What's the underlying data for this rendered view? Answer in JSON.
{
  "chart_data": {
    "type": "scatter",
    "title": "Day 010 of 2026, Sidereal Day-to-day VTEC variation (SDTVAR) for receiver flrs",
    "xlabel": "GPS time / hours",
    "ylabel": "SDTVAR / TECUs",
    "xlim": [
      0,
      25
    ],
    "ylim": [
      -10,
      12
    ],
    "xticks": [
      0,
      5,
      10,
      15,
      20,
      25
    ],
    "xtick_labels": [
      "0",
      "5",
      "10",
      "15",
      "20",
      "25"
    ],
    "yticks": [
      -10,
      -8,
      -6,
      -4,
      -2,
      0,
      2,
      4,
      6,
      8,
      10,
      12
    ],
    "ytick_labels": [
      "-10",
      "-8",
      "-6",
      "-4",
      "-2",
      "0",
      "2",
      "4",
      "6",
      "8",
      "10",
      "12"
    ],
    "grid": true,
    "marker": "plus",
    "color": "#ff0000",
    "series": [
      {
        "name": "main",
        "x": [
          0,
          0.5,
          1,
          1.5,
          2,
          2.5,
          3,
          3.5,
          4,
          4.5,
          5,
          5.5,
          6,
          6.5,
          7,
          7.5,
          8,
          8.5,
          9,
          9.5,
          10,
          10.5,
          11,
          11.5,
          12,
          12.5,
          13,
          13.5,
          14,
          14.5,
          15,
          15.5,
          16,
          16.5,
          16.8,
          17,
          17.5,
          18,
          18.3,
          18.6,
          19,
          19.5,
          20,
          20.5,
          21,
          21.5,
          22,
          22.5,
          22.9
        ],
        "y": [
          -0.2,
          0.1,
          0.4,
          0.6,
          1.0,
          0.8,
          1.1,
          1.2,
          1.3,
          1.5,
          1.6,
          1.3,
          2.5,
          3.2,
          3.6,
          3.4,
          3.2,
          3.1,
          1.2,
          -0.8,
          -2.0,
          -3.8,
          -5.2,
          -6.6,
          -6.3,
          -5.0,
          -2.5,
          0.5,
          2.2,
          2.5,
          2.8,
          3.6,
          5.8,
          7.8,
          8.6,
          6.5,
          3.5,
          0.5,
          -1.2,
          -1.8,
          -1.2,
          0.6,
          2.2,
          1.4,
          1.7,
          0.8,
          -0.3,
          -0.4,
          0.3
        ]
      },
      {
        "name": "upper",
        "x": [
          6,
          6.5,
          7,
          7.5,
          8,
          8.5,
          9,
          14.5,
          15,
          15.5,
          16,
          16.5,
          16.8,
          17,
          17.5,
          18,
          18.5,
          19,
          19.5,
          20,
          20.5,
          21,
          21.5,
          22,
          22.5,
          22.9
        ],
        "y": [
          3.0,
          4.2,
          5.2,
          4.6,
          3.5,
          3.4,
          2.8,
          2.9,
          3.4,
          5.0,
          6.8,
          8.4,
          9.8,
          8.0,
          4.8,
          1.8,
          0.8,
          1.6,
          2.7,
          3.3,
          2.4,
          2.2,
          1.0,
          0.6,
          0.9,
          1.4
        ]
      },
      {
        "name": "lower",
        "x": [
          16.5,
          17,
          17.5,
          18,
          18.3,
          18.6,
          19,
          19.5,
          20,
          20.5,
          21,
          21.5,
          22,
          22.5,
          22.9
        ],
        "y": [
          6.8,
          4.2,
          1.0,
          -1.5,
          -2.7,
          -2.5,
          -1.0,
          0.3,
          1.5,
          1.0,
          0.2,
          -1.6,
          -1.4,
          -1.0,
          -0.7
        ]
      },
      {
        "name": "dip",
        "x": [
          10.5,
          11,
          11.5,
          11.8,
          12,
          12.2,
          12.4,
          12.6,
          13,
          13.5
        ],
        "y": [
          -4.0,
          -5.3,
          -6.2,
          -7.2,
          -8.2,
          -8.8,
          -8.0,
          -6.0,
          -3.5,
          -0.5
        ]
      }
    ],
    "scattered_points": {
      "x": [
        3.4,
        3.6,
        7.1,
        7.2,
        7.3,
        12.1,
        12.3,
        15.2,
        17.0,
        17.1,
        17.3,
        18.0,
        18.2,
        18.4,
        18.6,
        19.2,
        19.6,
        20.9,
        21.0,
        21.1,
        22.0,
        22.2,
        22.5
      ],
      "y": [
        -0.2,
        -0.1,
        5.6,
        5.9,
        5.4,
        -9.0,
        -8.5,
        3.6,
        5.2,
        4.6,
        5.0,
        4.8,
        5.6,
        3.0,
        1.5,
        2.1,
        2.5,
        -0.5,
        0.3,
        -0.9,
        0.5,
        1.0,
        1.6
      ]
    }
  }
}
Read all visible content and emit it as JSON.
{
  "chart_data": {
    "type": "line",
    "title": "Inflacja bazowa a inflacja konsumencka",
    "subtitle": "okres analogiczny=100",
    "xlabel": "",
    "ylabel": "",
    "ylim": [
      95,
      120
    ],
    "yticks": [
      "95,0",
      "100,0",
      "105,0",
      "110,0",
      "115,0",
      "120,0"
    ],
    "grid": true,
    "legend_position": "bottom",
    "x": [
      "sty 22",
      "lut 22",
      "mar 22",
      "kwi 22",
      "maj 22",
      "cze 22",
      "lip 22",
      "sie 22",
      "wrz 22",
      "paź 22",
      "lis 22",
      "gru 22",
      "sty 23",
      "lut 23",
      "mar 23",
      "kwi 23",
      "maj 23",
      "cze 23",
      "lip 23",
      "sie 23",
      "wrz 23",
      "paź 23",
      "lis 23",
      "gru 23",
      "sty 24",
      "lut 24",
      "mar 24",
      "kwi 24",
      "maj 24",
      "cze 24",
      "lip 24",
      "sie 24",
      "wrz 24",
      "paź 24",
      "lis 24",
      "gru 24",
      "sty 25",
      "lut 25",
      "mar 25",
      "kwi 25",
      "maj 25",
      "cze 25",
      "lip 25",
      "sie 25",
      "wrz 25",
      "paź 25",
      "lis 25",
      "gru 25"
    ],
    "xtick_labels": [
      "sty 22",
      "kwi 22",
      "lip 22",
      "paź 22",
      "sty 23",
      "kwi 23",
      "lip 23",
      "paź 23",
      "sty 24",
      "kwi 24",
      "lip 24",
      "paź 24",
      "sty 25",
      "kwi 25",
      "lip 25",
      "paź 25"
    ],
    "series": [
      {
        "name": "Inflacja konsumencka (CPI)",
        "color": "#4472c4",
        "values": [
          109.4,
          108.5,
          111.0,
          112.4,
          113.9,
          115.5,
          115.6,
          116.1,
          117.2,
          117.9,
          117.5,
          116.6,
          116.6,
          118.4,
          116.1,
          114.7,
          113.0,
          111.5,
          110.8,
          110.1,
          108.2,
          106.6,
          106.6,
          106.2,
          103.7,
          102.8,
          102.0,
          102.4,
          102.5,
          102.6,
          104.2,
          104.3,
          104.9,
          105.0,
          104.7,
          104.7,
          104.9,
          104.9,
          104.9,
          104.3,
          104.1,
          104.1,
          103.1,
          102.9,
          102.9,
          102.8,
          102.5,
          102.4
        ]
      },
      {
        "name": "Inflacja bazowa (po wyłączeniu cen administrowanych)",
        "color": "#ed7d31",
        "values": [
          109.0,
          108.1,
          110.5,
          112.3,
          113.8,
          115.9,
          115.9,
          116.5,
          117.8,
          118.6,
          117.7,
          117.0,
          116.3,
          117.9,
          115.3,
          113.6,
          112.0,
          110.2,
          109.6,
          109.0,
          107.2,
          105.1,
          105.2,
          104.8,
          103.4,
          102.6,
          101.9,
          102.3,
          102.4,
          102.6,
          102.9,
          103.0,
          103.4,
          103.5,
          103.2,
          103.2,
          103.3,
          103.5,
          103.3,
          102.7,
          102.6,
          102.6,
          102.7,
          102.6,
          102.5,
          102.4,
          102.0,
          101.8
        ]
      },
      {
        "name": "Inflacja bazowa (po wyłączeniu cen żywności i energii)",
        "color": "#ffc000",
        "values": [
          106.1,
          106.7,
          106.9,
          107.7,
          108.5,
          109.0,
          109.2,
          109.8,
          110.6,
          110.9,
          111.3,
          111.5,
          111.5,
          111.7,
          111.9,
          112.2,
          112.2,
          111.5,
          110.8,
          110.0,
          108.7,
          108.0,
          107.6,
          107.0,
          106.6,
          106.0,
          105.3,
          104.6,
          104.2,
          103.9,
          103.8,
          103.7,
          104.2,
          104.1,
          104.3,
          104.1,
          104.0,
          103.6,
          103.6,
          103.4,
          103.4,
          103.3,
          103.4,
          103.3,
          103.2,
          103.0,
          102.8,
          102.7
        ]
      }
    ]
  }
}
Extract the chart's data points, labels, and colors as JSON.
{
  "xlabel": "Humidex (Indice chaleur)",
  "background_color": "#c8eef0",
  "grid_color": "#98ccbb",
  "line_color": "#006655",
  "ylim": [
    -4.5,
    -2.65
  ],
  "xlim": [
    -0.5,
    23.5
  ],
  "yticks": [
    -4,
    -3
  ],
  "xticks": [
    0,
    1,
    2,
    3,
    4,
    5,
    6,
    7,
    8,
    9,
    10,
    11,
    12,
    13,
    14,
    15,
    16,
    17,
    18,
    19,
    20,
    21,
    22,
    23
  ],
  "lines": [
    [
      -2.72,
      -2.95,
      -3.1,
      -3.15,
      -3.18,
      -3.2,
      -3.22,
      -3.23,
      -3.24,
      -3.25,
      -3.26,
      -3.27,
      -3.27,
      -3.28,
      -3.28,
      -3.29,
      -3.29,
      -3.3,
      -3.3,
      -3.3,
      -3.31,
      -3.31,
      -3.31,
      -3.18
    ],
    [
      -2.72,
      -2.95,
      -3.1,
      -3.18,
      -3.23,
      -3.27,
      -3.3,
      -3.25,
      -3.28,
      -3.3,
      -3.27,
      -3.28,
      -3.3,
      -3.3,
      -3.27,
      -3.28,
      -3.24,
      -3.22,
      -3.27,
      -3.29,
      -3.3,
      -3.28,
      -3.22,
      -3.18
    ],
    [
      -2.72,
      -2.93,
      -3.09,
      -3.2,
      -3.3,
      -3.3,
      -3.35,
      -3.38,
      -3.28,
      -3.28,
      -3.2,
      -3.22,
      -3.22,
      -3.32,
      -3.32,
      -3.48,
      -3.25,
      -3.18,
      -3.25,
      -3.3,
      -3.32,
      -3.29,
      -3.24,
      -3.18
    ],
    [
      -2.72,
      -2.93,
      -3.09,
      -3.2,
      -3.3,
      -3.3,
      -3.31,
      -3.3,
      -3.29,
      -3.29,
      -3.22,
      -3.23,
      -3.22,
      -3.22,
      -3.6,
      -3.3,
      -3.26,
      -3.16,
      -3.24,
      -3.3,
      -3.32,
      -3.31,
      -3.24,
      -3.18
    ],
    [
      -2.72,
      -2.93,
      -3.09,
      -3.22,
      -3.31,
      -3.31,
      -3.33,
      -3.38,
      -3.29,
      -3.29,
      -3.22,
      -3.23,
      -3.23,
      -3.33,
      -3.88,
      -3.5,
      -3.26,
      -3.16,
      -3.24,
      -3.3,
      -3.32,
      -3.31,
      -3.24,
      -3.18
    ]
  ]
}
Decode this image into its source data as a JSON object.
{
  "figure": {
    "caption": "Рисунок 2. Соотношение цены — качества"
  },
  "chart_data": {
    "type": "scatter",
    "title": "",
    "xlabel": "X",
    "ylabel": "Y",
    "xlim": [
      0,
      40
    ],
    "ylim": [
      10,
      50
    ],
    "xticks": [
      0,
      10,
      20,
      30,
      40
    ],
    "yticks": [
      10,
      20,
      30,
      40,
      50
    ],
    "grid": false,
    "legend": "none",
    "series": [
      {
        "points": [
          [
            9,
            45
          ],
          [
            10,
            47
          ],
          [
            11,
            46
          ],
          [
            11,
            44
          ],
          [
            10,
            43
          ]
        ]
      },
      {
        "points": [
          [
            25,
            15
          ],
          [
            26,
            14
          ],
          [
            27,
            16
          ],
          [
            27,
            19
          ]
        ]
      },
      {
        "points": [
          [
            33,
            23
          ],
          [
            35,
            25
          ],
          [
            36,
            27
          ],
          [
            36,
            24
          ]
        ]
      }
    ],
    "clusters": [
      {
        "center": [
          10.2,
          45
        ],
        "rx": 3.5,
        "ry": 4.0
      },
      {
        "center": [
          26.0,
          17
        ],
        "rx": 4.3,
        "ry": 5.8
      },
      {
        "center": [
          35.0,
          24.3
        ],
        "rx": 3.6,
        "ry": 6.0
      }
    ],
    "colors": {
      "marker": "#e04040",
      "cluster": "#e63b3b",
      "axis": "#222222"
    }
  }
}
###
SHORT EXERCISE:
Above are the records. Identify each line that contains the word "xlabel".

CORRECT ANSWER:
    "xlabel": "GPS time / hours",
    "xlabel": "",
  "xlabel": "Humidex (Indice chaleur)",
    "xlabel": "X",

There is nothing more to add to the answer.